Produce an exact copy of the lines from the line containing "Read this page and output its text content." through the last line of the listing below, both ends included, and nothing else.

Stored records
******************************

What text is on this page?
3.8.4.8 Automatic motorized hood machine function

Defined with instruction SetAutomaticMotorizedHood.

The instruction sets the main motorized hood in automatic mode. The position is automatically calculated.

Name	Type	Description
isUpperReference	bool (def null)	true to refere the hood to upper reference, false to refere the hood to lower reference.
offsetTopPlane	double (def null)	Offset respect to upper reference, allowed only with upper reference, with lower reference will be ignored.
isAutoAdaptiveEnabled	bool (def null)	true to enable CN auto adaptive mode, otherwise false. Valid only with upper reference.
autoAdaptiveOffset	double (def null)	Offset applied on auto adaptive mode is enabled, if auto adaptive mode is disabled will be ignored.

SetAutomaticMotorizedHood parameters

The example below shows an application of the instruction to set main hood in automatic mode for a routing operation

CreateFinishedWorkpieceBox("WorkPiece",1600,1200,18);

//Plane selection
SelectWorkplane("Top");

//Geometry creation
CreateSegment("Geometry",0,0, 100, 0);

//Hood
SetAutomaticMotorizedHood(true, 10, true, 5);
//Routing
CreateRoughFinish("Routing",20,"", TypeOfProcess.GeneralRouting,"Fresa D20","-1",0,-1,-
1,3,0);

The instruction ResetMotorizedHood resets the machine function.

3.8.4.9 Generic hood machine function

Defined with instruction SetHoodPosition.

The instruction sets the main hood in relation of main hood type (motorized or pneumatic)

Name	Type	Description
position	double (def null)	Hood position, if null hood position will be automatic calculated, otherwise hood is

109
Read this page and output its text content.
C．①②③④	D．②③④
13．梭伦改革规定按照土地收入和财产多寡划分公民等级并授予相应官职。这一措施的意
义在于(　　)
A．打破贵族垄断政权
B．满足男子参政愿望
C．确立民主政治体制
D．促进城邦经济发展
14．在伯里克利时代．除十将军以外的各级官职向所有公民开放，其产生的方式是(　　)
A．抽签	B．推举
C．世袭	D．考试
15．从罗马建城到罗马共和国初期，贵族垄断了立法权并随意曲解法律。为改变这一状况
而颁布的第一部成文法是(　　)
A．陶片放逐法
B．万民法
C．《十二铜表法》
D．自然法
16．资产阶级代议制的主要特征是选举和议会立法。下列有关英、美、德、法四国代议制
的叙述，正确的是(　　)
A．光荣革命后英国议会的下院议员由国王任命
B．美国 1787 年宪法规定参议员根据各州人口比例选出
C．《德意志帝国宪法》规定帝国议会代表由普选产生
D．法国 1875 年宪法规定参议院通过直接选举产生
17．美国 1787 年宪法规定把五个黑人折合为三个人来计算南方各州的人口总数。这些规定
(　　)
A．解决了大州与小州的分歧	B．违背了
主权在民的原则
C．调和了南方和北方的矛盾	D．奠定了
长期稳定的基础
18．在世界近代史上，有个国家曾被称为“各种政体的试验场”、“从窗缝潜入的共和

******************************

_ANSWER TO THE TASK:_
Read this page and output its text content.
C．①②③④	D．②③④
13．梭伦改革规定按照土地收入和财产多寡划分公民等级并授予相应官职。这一措施的意
义在于(　　)
A．打破贵族垄断政权
B．满足男子参政愿望
C．确立民主政治体制
D．促进城邦经济发展
14．在伯里克利时代．除十将军以外的各级官职向所有公民开放，其产生的方式是(　　)
A．抽签	B．推举
C．世袭	D．考试
15．从罗马建城到罗马共和国初期，贵族垄断了立法权并随意曲解法律。为改变这一状况
而颁布的第一部成文法是(　　)
A．陶片放逐法
B．万民法
C．《十二铜表法》
D．自然法
16．资产阶级代议制的主要特征是选举和议会立法。下列有关英、美、德、法四国代议制
的叙述，正确的是(　　)
A．光荣革命后英国议会的下院议员由国王任命
B．美国 1787 年宪法规定参议员根据各州人口比例选出
C．《德意志帝国宪法》规定帝国议会代表由普选产生
D．法国 1875 年宪法规定参议院通过直接选举产生
17．美国 1787 年宪法规定把五个黑人折合为三个人来计算南方各州的人口总数。这些规定
(　　)
A．解决了大州与小州的分歧	B．违背了
主权在民的原则
C．调和了南方和北方的矛盾	D．奠定了
长期稳定的基础
18．在世界近代史上，有个国家曾被称为“各种政体的试验场”、“从窗缝潜入的共和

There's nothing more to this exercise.